===== Records provided =====

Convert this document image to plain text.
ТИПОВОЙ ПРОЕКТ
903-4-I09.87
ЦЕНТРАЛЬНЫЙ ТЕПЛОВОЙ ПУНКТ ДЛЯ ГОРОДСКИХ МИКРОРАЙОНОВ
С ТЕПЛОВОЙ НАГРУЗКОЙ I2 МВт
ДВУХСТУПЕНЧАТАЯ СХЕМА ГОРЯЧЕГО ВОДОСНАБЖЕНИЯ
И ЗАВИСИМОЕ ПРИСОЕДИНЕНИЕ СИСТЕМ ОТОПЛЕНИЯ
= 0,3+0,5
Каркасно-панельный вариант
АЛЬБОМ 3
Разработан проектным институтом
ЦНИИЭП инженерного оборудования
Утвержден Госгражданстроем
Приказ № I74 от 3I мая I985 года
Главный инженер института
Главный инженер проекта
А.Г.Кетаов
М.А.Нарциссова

=====

Set task »
Exactly reproduce every line of the records.

Answer to this exercise »
Convert this document image to plain text.
ТИПОВОЙ ПРОЕКТ
903-4-I09.87
ЦЕНТРАЛЬНЫЙ ТЕПЛОВОЙ ПУНКТ ДЛЯ ГОРОДСКИХ МИКРОРАЙОНОВ
С ТЕПЛОВОЙ НАГРУЗКОЙ I2 МВт
ДВУХСТУПЕНЧАТАЯ СХЕМА ГОРЯЧЕГО ВОДОСНАБЖЕНИЯ
И ЗАВИСИМОЕ ПРИСОЕДИНЕНИЕ СИСТЕМ ОТОПЛЕНИЯ
= 0,3+0,5
Каркасно-панельный вариант
АЛЬБОМ 3
Разработан проектным институтом
ЦНИИЭП инженерного оборудования
Утвержден Госгражданстроем
Приказ № I74 от 3I мая I985 года
Главный инженер института
Главный инженер проекта
А.Г.Кетаов
М.А.Нарциссова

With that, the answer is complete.